RECORDS PROVIDED >>
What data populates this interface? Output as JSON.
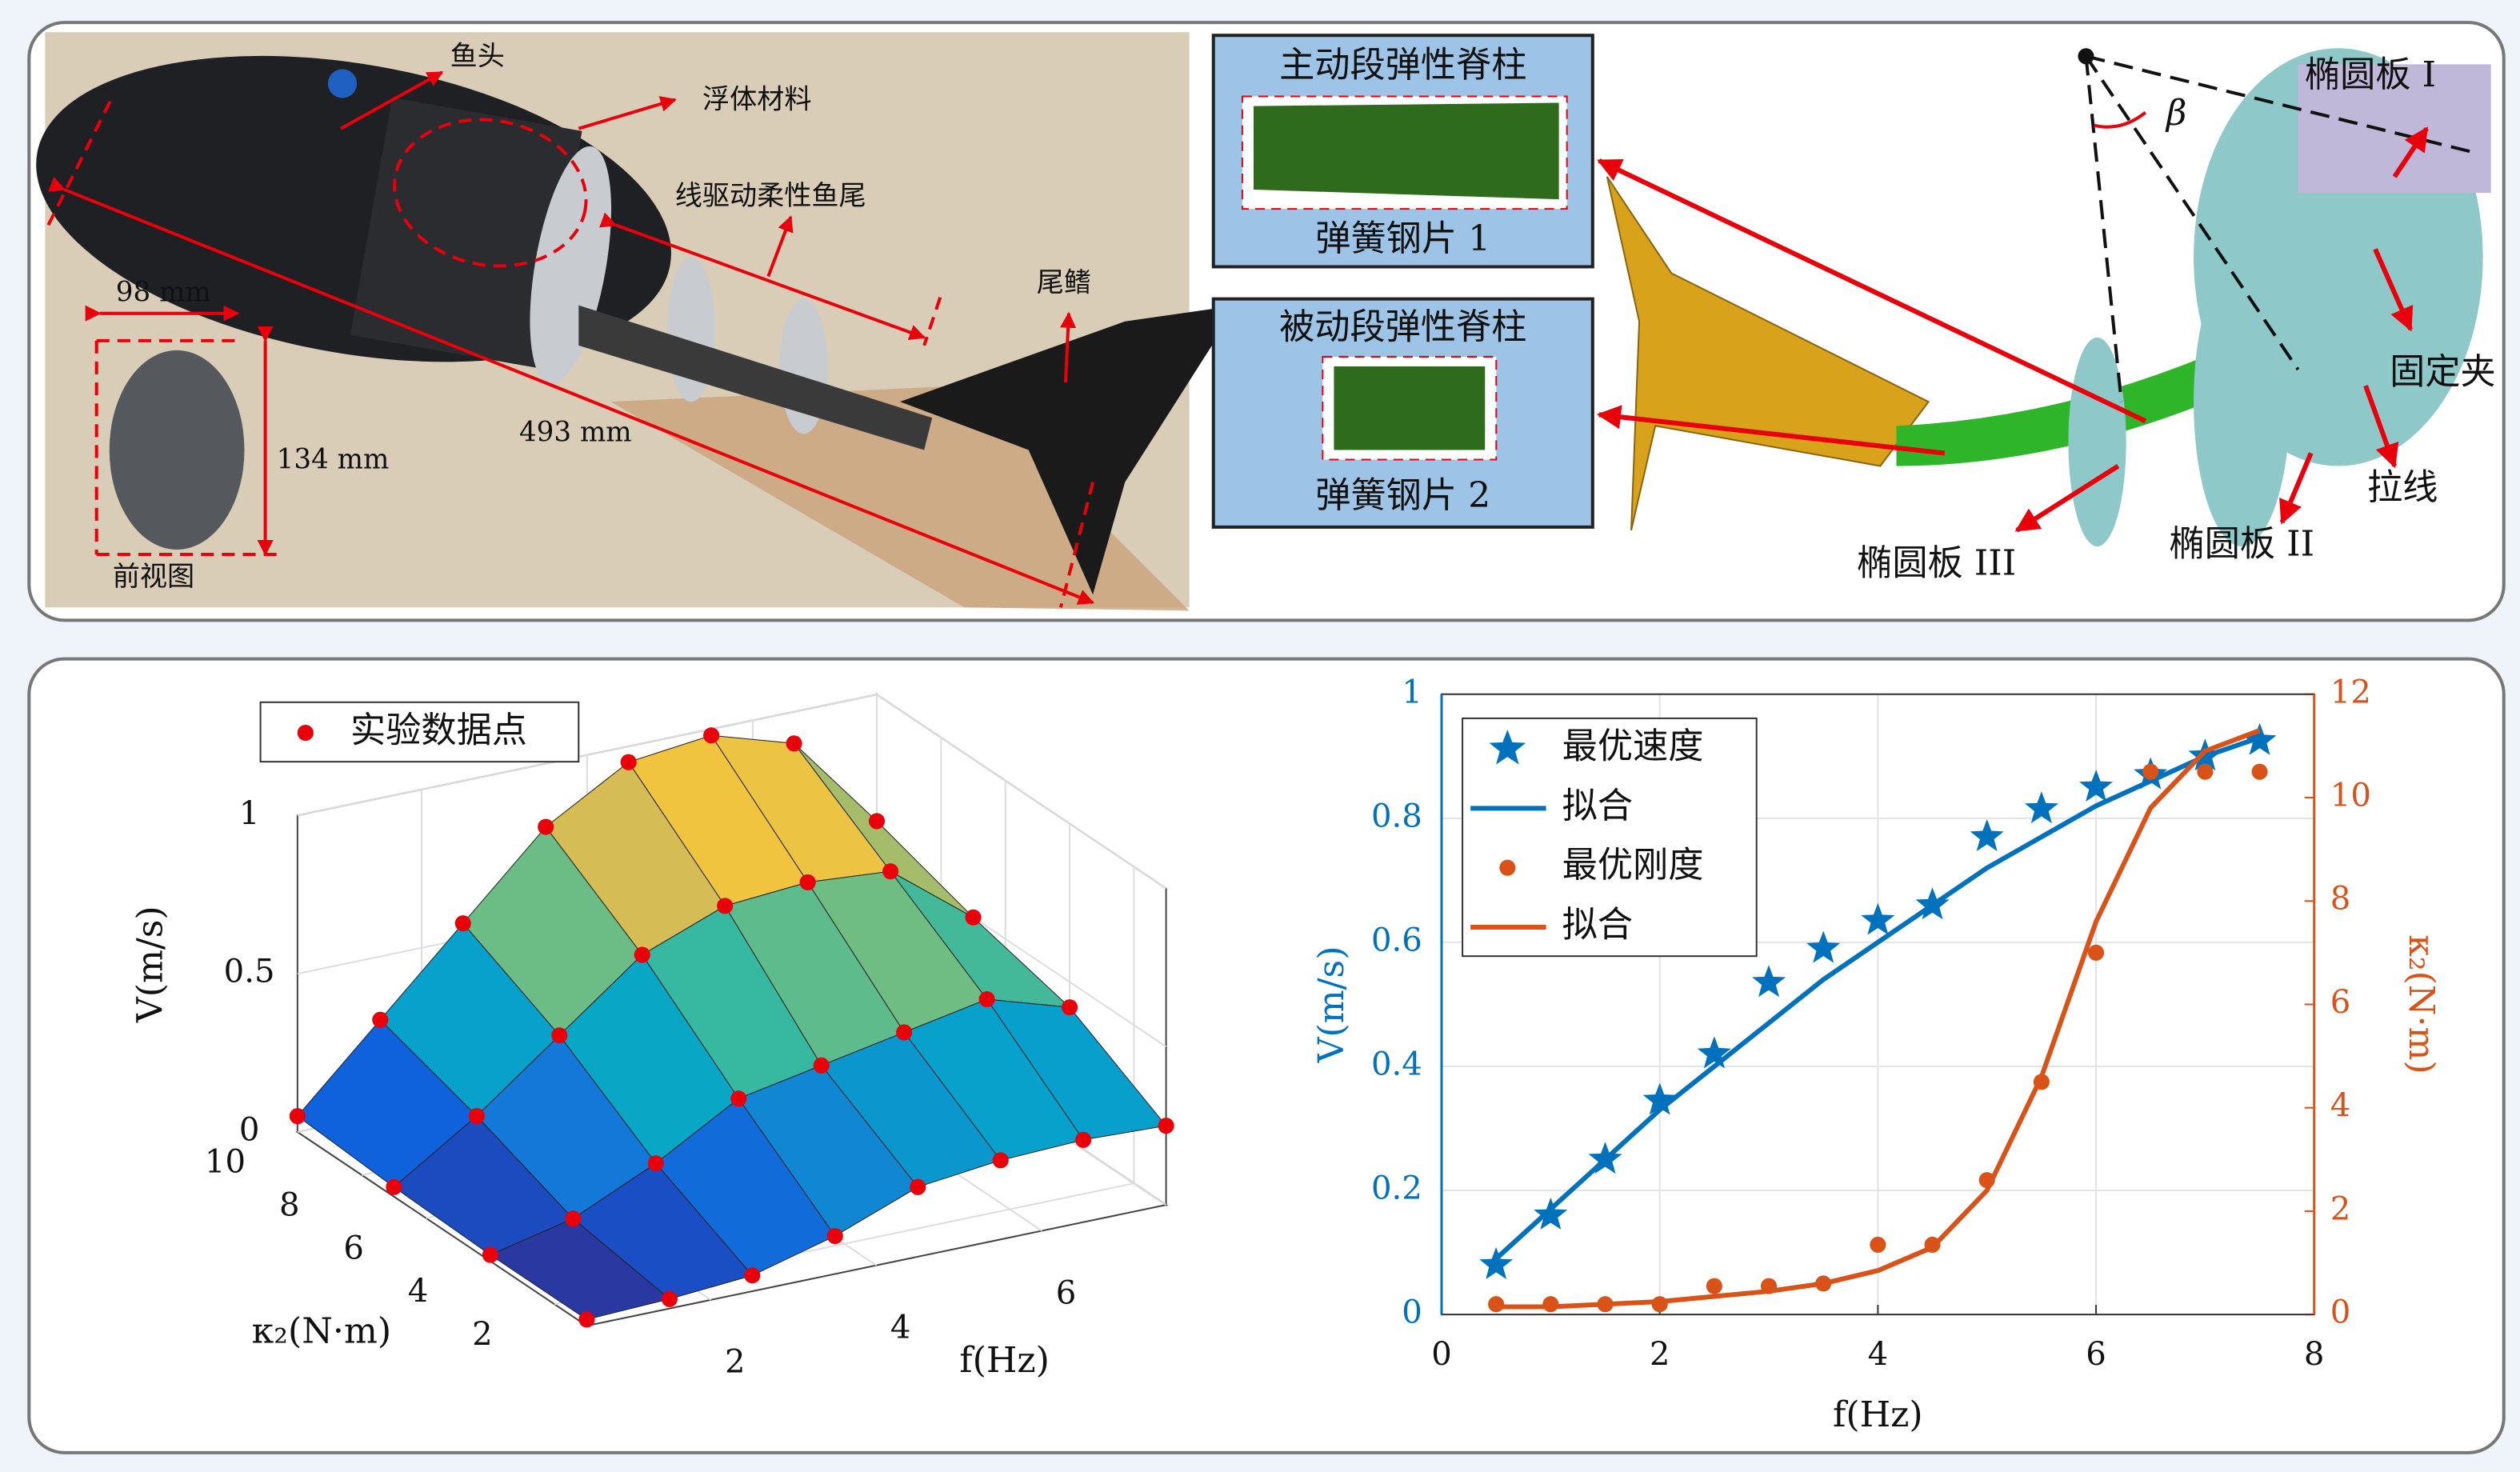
{
  "top_panel": {
    "photo": {
      "fish_head": "鱼头",
      "float_material": "浮体材料",
      "tail": "线驱动柔性鱼尾",
      "fin": "尾鳍",
      "width": "98 mm",
      "height": "134 mm",
      "length": "493 mm",
      "front_view": "前视图"
    },
    "model": {
      "active_spine": "主动段弹性脊柱",
      "spring1": "弹簧钢片 1",
      "passive_spine": "被动段弹性脊柱",
      "spring2": "弹簧钢片 2",
      "plate1": "椭圆板 I",
      "plate2": "椭圆板 II",
      "plate3": "椭圆板 III",
      "clamp": "固定夹",
      "wire": "拉线",
      "angle": "β"
    }
  },
  "chart_data": [
    {
      "type": "surface",
      "x": [
        0.5,
        1.5,
        2.5,
        3.5,
        4.5,
        5.5,
        6.5,
        7.5
      ],
      "y": [
        1,
        4,
        7,
        10
      ],
      "values": [
        [
          0.02,
          0.03,
          0.05,
          0.12,
          0.22,
          0.25,
          0.26,
          0.25
        ],
        [
          0.02,
          0.08,
          0.2,
          0.35,
          0.4,
          0.45,
          0.5,
          0.42
        ],
        [
          0.03,
          0.2,
          0.4,
          0.6,
          0.7,
          0.72,
          0.7,
          0.5
        ],
        [
          0.05,
          0.3,
          0.55,
          0.8,
          0.95,
          0.98,
          0.9,
          0.6
        ]
      ],
      "points_name": "实验数据点",
      "points_color": "#e8000b",
      "xlim": [
        0.5,
        7.5
      ],
      "xticks": [
        2,
        4,
        6
      ],
      "ylim": [
        1,
        10
      ],
      "yticks": [
        2,
        4,
        6,
        8,
        10
      ],
      "zlim": [
        0,
        1
      ],
      "zticks": [
        0,
        0.5,
        1
      ],
      "xlabel": "f(Hz)",
      "ylabel": "κ₂(N·m)",
      "zlabel": "V(m/s)",
      "grid": true
    },
    {
      "type": "line",
      "x": [
        0.5,
        1,
        1.5,
        2,
        2.5,
        3,
        3.5,
        4,
        4.5,
        5,
        5.5,
        6,
        6.5,
        7,
        7.5
      ],
      "series": [
        {
          "name": "最优速度",
          "color": "#0072BD",
          "marker": "star",
          "values": [
            0.08,
            0.16,
            0.25,
            0.345,
            0.42,
            0.535,
            0.59,
            0.635,
            0.66,
            0.77,
            0.815,
            0.85,
            0.87,
            0.9,
            0.925
          ]
        },
        {
          "name": "拟合",
          "color": "#0072BD",
          "values": [
            0.09,
            0.17,
            0.25,
            0.33,
            0.4,
            0.47,
            0.54,
            0.6,
            0.66,
            0.72,
            0.77,
            0.82,
            0.86,
            0.9,
            0.93
          ]
        },
        {
          "name": "最优刚度",
          "color": "#D95319",
          "marker": "dot",
          "axis": "y2",
          "values": [
            0.2,
            0.2,
            0.2,
            0.2,
            0.55,
            0.55,
            0.6,
            1.35,
            1.35,
            2.6,
            4.5,
            7,
            10.5,
            10.5,
            10.5
          ]
        },
        {
          "name": "拟合",
          "color": "#D95319",
          "axis": "y2",
          "values": [
            0.15,
            0.15,
            0.2,
            0.25,
            0.35,
            0.45,
            0.6,
            0.85,
            1.3,
            2.4,
            4.6,
            7.6,
            9.8,
            10.9,
            11.3
          ]
        }
      ],
      "xlim": [
        0,
        8
      ],
      "xticks": [
        0,
        2,
        4,
        6,
        8
      ],
      "ylim": [
        0,
        1
      ],
      "yticks": [
        0,
        0.2,
        0.4,
        0.6,
        0.8,
        1
      ],
      "y2lim": [
        0,
        12
      ],
      "y2ticks": [
        0,
        2,
        4,
        6,
        8,
        10,
        12
      ],
      "xlabel": "f(Hz)",
      "ylabel": "V(m/s)",
      "y2label": "κ₂(N·m)",
      "grid": true,
      "legend": "upper left"
    }
  ]
}
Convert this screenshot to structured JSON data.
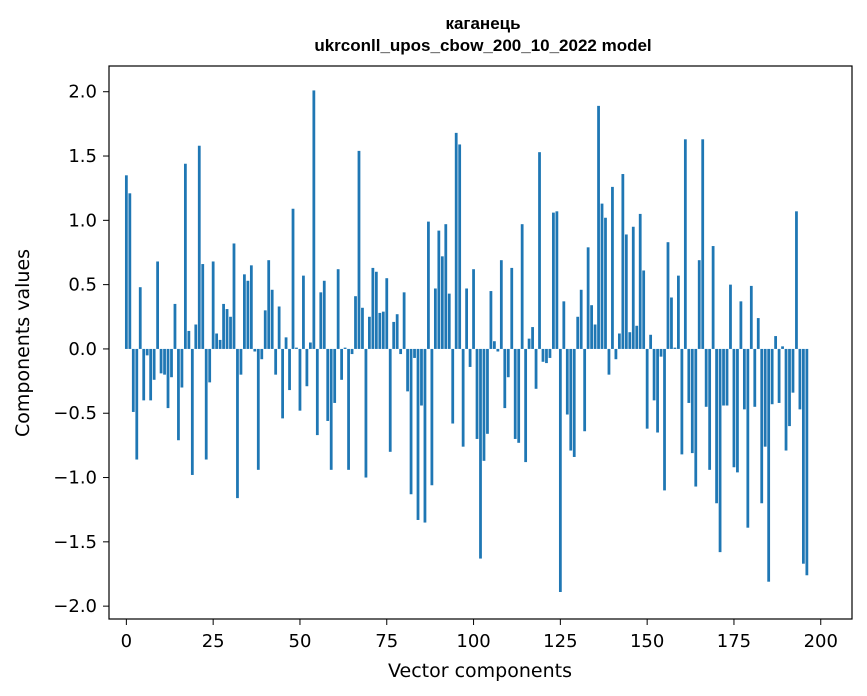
{
  "chart_data": {
    "type": "bar",
    "title_line1": "каганець",
    "title_line2": "ukrconll_upos_cbow_200_10_2022 model",
    "xlabel": "Vector components",
    "ylabel": "Components values",
    "xlim": [
      -5,
      209
    ],
    "ylim": [
      -2.1,
      2.2
    ],
    "xticks": [
      0,
      25,
      50,
      75,
      100,
      125,
      150,
      175,
      200
    ],
    "xtick_labels": [
      "0",
      "25",
      "50",
      "75",
      "100",
      "125",
      "150",
      "175",
      "200"
    ],
    "yticks": [
      2.0,
      1.5,
      1.0,
      0.5,
      0.0,
      -0.5,
      -1.0,
      -1.5,
      -2.0
    ],
    "ytick_labels": [
      "2.0",
      "1.5",
      "1.0",
      "0.5",
      "0.0",
      "−0.5",
      "−1.0",
      "−1.5",
      "−2.0"
    ],
    "bar_color": "#1f77b4",
    "values": [
      1.35,
      1.21,
      -0.49,
      -0.86,
      0.48,
      -0.4,
      -0.05,
      -0.4,
      -0.24,
      0.68,
      -0.19,
      -0.2,
      -0.46,
      -0.22,
      0.35,
      -0.71,
      -0.3,
      1.44,
      0.14,
      -0.98,
      0.19,
      1.58,
      0.66,
      -0.86,
      -0.26,
      0.68,
      0.12,
      0.07,
      0.35,
      0.31,
      0.25,
      0.82,
      -1.16,
      -0.2,
      0.58,
      0.53,
      0.65,
      -0.02,
      -0.94,
      -0.08,
      0.3,
      0.69,
      0.46,
      -0.2,
      0.33,
      -0.54,
      0.09,
      -0.32,
      1.09,
      0.01,
      -0.48,
      0.57,
      -0.29,
      0.05,
      2.01,
      -0.67,
      0.44,
      0.53,
      -0.56,
      -0.94,
      -0.42,
      0.62,
      -0.24,
      0.01,
      -0.94,
      -0.04,
      0.41,
      1.54,
      0.32,
      -1.0,
      0.25,
      0.63,
      0.6,
      0.28,
      0.29,
      0.55,
      -0.8,
      0.21,
      0.27,
      -0.04,
      0.44,
      -0.33,
      -1.13,
      -0.07,
      -1.33,
      -0.44,
      -1.35,
      0.99,
      -1.06,
      0.47,
      0.92,
      0.72,
      0.97,
      0.43,
      -0.58,
      1.68,
      1.59,
      -0.76,
      0.47,
      -0.14,
      0.62,
      -0.7,
      -1.63,
      -0.87,
      -0.66,
      0.45,
      0.06,
      -0.02,
      0.69,
      -0.46,
      -0.22,
      0.63,
      -0.7,
      -0.73,
      0.97,
      -0.88,
      0.08,
      0.17,
      -0.31,
      1.53,
      -0.1,
      -0.11,
      -0.07,
      1.06,
      1.07,
      -1.89,
      0.37,
      -0.51,
      -0.79,
      -0.84,
      0.25,
      0.46,
      -0.64,
      0.79,
      0.34,
      0.19,
      1.89,
      1.13,
      1.02,
      -0.2,
      1.26,
      -0.08,
      0.12,
      1.36,
      0.89,
      0.13,
      0.95,
      0.18,
      1.05,
      0.61,
      -0.62,
      0.11,
      -0.4,
      -0.65,
      -0.06,
      -1.1,
      0.83,
      0.4,
      0.01,
      0.57,
      -0.82,
      1.63,
      -0.42,
      -0.81,
      -1.07,
      0.69,
      1.63,
      -0.45,
      -0.94,
      0.8,
      -1.2,
      -1.58,
      -0.44,
      -0.44,
      0.5,
      -0.92,
      -0.96,
      0.37,
      -0.47,
      -1.39,
      0.49,
      -0.45,
      0.24,
      -1.2,
      -0.76,
      -1.81,
      -0.43,
      0.1,
      -0.42,
      0.02,
      -0.79,
      -0.6,
      -0.34,
      1.07,
      -0.47,
      -1.67,
      -1.76
    ]
  }
}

GOAL >> Write out the full listing verbatim, excluding its pictures.

EXPECTED ANSWER >>
What data populates this interface? Output as JSON.
{
  "top_panel": {
    "photo": {
      "fish_head": "鱼头",
      "float_material": "浮体材料",
      "tail": "线驱动柔性鱼尾",
      "fin": "尾鳍",
      "width": "98 mm",
      "height": "134 mm",
      "length": "493 mm",
      "front_view": "前视图"
    },
    "model": {
      "active_spine": "主动段弹性脊柱",
      "spring1": "弹簧钢片 1",
      "passive_spine": "被动段弹性脊柱",
      "spring2": "弹簧钢片 2",
      "plate1": "椭圆板 I",
      "plate2": "椭圆板 II",
      "plate3": "椭圆板 III",
      "clamp": "固定夹",
      "wire": "拉线",
      "angle": "β"
    }
  },
  "chart_data": [
    {
      "type": "surface",
      "x": [
        0.5,
        1.5,
        2.5,
        3.5,
        4.5,
        5.5,
        6.5,
        7.5
      ],
      "y": [
        1,
        4,
        7,
        10
      ],
      "values": [
        [
          0.02,
          0.03,
          0.05,
          0.12,
          0.22,
          0.25,
          0.26,
          0.25
        ],
        [
          0.02,
          0.08,
          0.2,
          0.35,
          0.4,
          0.45,
          0.5,
          0.42
        ],
        [
          0.03,
          0.2,
          0.4,
          0.6,
          0.7,
          0.72,
          0.7,
          0.5
        ],
        [
          0.05,
          0.3,
          0.55,
          0.8,
          0.95,
          0.98,
          0.9,
          0.6
        ]
      ],
      "points_name": "实验数据点",
      "points_color": "#e8000b",
      "xlim": [
        0.5,
        7.5
      ],
      "xticks": [
        2,
        4,
        6
      ],
      "ylim": [
        1,
        10
      ],
      "yticks": [
        2,
        4,
        6,
        8,
        10
      ],
      "zlim": [
        0,
        1
      ],
      "zticks": [
        0,
        0.5,
        1
      ],
      "xlabel": "f(Hz)",
      "ylabel": "κ₂(N·m)",
      "zlabel": "V(m/s)",
      "grid": true
    },
    {
      "type": "line",
      "x": [
        0.5,
        1,
        1.5,
        2,
        2.5,
        3,
        3.5,
        4,
        4.5,
        5,
        5.5,
        6,
        6.5,
        7,
        7.5
      ],
      "series": [
        {
          "name": "最优速度",
          "color": "#0072BD",
          "marker": "star",
          "values": [
            0.08,
            0.16,
            0.25,
            0.345,
            0.42,
            0.535,
            0.59,
            0.635,
            0.66,
            0.77,
            0.815,
            0.85,
            0.87,
            0.9,
            0.925
          ]
        },
        {
          "name": "拟合",
          "color": "#0072BD",
          "values": [
            0.09,
            0.17,
            0.25,
            0.33,
            0.4,
            0.47,
            0.54,
            0.6,
            0.66,
            0.72,
            0.77,
            0.82,
            0.86,
            0.9,
            0.93
          ]
        },
        {
          "name": "最优刚度",
          "color": "#D95319",
          "marker": "dot",
          "axis": "y2",
          "values": [
            0.2,
            0.2,
            0.2,
            0.2,
            0.55,
            0.55,
            0.6,
            1.35,
            1.35,
            2.6,
            4.5,
            7,
            10.5,
            10.5,
            10.5
          ]
        },
        {
          "name": "拟合",
          "color": "#D95319",
          "axis": "y2",
          "values": [
            0.15,
            0.15,
            0.2,
            0.25,
            0.35,
            0.45,
            0.6,
            0.85,
            1.3,
            2.4,
            4.6,
            7.6,
            9.8,
            10.9,
            11.3
          ]
        }
      ],
      "xlim": [
        0,
        8
      ],
      "xticks": [
        0,
        2,
        4,
        6,
        8
      ],
      "ylim": [
        0,
        1
      ],
      "yticks": [
        0,
        0.2,
        0.4,
        0.6,
        0.8,
        1
      ],
      "y2lim": [
        0,
        12
      ],
      "y2ticks": [
        0,
        2,
        4,
        6,
        8,
        10,
        12
      ],
      "xlabel": "f(Hz)",
      "ylabel": "V(m/s)",
      "y2label": "κ₂(N·m)",
      "grid": true,
      "legend": "upper left"
    }
  ]
}
Convert this screenshot to structured JSON data.
{
  "chart_data": {
    "type": "bar",
    "title_line1": "каганець",
    "title_line2": "ukrconll_upos_cbow_200_10_2022 model",
    "xlabel": "Vector components",
    "ylabel": "Components values",
    "xlim": [
      -5,
      209
    ],
    "ylim": [
      -2.1,
      2.2
    ],
    "xticks": [
      0,
      25,
      50,
      75,
      100,
      125,
      150,
      175,
      200
    ],
    "xtick_labels": [
      "0",
      "25",
      "50",
      "75",
      "100",
      "125",
      "150",
      "175",
      "200"
    ],
    "yticks": [
      2.0,
      1.5,
      1.0,
      0.5,
      0.0,
      -0.5,
      -1.0,
      -1.5,
      -2.0
    ],
    "ytick_labels": [
      "2.0",
      "1.5",
      "1.0",
      "0.5",
      "0.0",
      "−0.5",
      "−1.0",
      "−1.5",
      "−2.0"
    ],
    "bar_color": "#1f77b4",
    "values": [
      1.35,
      1.21,
      -0.49,
      -0.86,
      0.48,
      -0.4,
      -0.05,
      -0.4,
      -0.24,
      0.68,
      -0.19,
      -0.2,
      -0.46,
      -0.22,
      0.35,
      -0.71,
      -0.3,
      1.44,
      0.14,
      -0.98,
      0.19,
      1.58,
      0.66,
      -0.86,
      -0.26,
      0.68,
      0.12,
      0.07,
      0.35,
      0.31,
      0.25,
      0.82,
      -1.16,
      -0.2,
      0.58,
      0.53,
      0.65,
      -0.02,
      -0.94,
      -0.08,
      0.3,
      0.69,
      0.46,
      -0.2,
      0.33,
      -0.54,
      0.09,
      -0.32,
      1.09,
      0.01,
      -0.48,
      0.57,
      -0.29,
      0.05,
      2.01,
      -0.67,
      0.44,
      0.53,
      -0.56,
      -0.94,
      -0.42,
      0.62,
      -0.24,
      0.01,
      -0.94,
      -0.04,
      0.41,
      1.54,
      0.32,
      -1.0,
      0.25,
      0.63,
      0.6,
      0.28,
      0.29,
      0.55,
      -0.8,
      0.21,
      0.27,
      -0.04,
      0.44,
      -0.33,
      -1.13,
      -0.07,
      -1.33,
      -0.44,
      -1.35,
      0.99,
      -1.06,
      0.47,
      0.92,
      0.72,
      0.97,
      0.43,
      -0.58,
      1.68,
      1.59,
      -0.76,
      0.47,
      -0.14,
      0.62,
      -0.7,
      -1.63,
      -0.87,
      -0.66,
      0.45,
      0.06,
      -0.02,
      0.69,
      -0.46,
      -0.22,
      0.63,
      -0.7,
      -0.73,
      0.97,
      -0.88,
      0.08,
      0.17,
      -0.31,
      1.53,
      -0.1,
      -0.11,
      -0.07,
      1.06,
      1.07,
      -1.89,
      0.37,
      -0.51,
      -0.79,
      -0.84,
      0.25,
      0.46,
      -0.64,
      0.79,
      0.34,
      0.19,
      1.89,
      1.13,
      1.02,
      -0.2,
      1.26,
      -0.08,
      0.12,
      1.36,
      0.89,
      0.13,
      0.95,
      0.18,
      1.05,
      0.61,
      -0.62,
      0.11,
      -0.4,
      -0.65,
      -0.06,
      -1.1,
      0.83,
      0.4,
      0.01,
      0.57,
      -0.82,
      1.63,
      -0.42,
      -0.81,
      -1.07,
      0.69,
      1.63,
      -0.45,
      -0.94,
      0.8,
      -1.2,
      -1.58,
      -0.44,
      -0.44,
      0.5,
      -0.92,
      -0.96,
      0.37,
      -0.47,
      -1.39,
      0.49,
      -0.45,
      0.24,
      -1.2,
      -0.76,
      -1.81,
      -0.43,
      0.1,
      -0.42,
      0.02,
      -0.79,
      -0.6,
      -0.34,
      1.07,
      -0.47,
      -1.67,
      -1.76
    ]
  }
}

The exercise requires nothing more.